PROBLEM TO WORK ON ▸ In the data below, locate each line with the word "text" and list it.

DATASET ROWS ▸
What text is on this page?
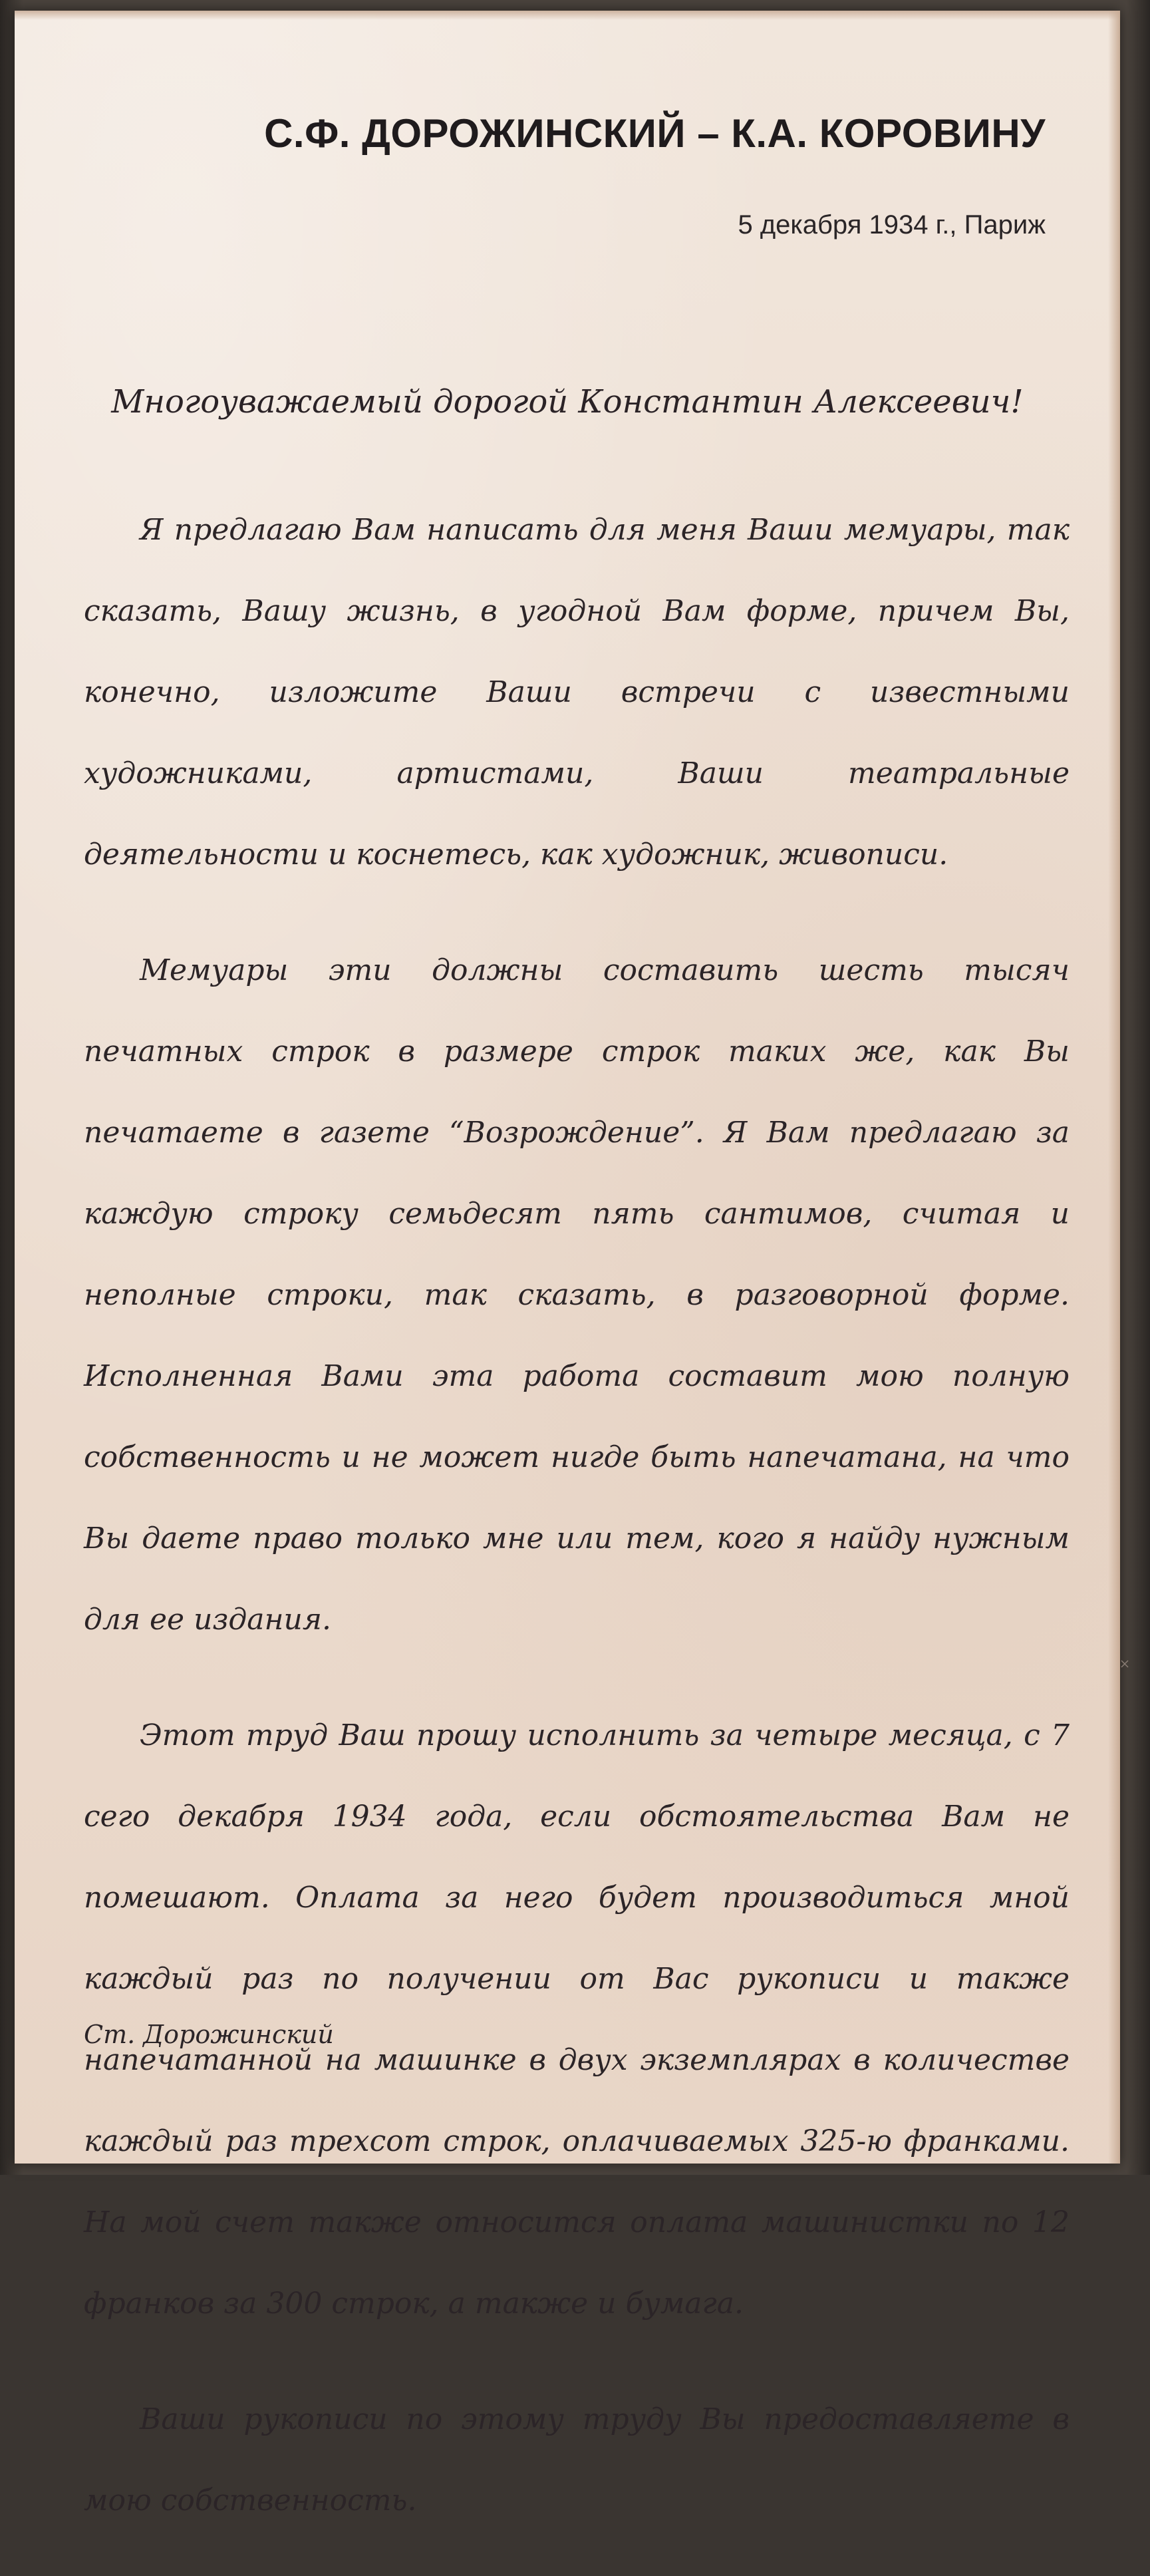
С.Ф. ДОРОЖИНСКИЙ – К.А. КОРОВИНУ

5 декабря 1934 г., Париж

Многоуважаемый дорогой Константин Алексеевич!

Я предлагаю Вам написать для меня Ваши мемуары, так сказать, Вашу жизнь, в угодной Вам форме, причем Вы, конечно, изложите Ваши встречи с известными художниками, артистами, Ваши театральные деятельности и коснетесь, как художник, живописи.

Мемуары эти должны составить шесть тысяч печатных строк в размере строк таких же, как Вы печатаете в газете “Возрождение”. Я Вам предлагаю за каждую строку семьдесят пять сантимов, считая и неполные строки, так сказать, в разговорной форме. Исполненная Вами эта работа составит мою полную собственность и не может нигде быть напечатана, на что Вы даете право только мне или тем, кого я найду нужным для ее издания.

Этот труд Ваш прошу исполнить за четыре месяца, с 7 сего декабря 1934 года, если обстоятельства Вам не помешают. Оплата за него будет производиться мной каждый раз по получении от Вас рукописи и также напечатанной на машинке в двух экземплярах в количестве каждый раз трехсот строк, оплачиваемых 325-ю франками. На мой счет также относится оплата машинистки по 12 франков за 300 строк, а также и бумага.

Ваши рукописи по этому труду Вы предоставляете в мою собственность.

Ст. Дорожинский
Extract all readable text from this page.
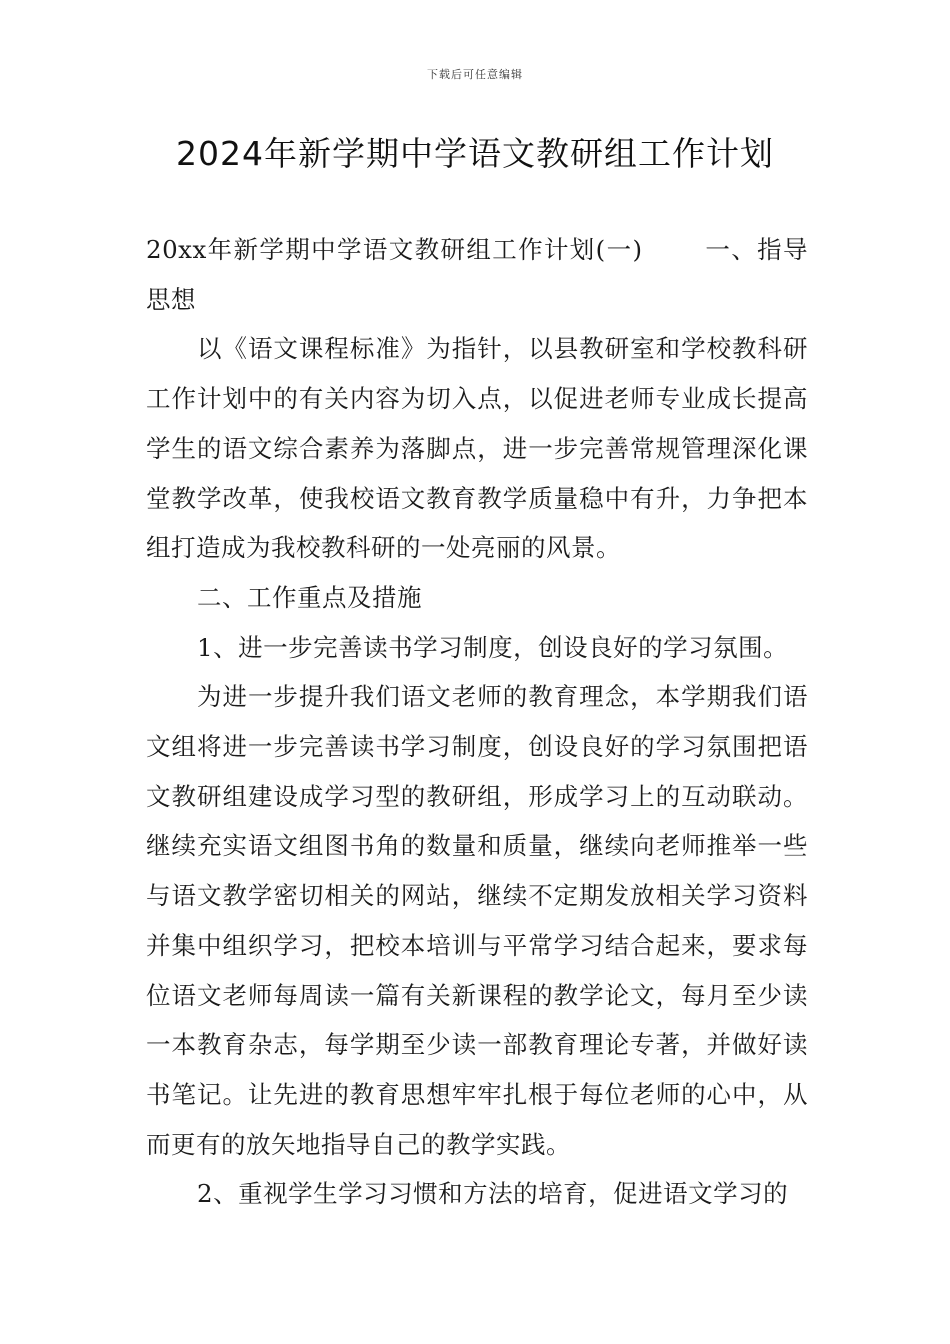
下载后可任意编辑
2024年新学期中学语文教研组工作计划

20xx年新学期中学语文教研组工作计划(一)	一、指导思想

以《语文课程标准》为指针，以县教研室和学校教科研工作计划中的有关内容为切入点，以促进老师专业成长提高学生的语文综合素养为落脚点，进一步完善常规管理深化课堂教学改革，使我校语文教育教学质量稳中有升，力争把本组打造成为我校教科研的一处亮丽的风景。

二、工作重点及措施

1、进一步完善读书学习制度，创设良好的学习氛围。

为进一步提升我们语文老师的教育理念，本学期我们语文组将进一步完善读书学习制度，创设良好的学习氛围把语文教研组建设成学习型的教研组，形成学习上的互动联动。继续充实语文组图书角的数量和质量，继续向老师推举一些与语文教学密切相关的网站，继续不定期发放相关学习资料并集中组织学习，把校本培训与平常学习结合起来，要求每位语文老师每周读一篇有关新课程的教学论文，每月至少读一本教育杂志，每学期至少读一部教育理论专著，并做好读书笔记。让先进的教育思想牢牢扎根于每位老师的心中，从而更有的放矢地指导自己的教学实践。

2、重视学生学习习惯和方法的培育，促进语文学习的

TASK RESULT ▸
What text is on this page?
Extract all readable text from this page.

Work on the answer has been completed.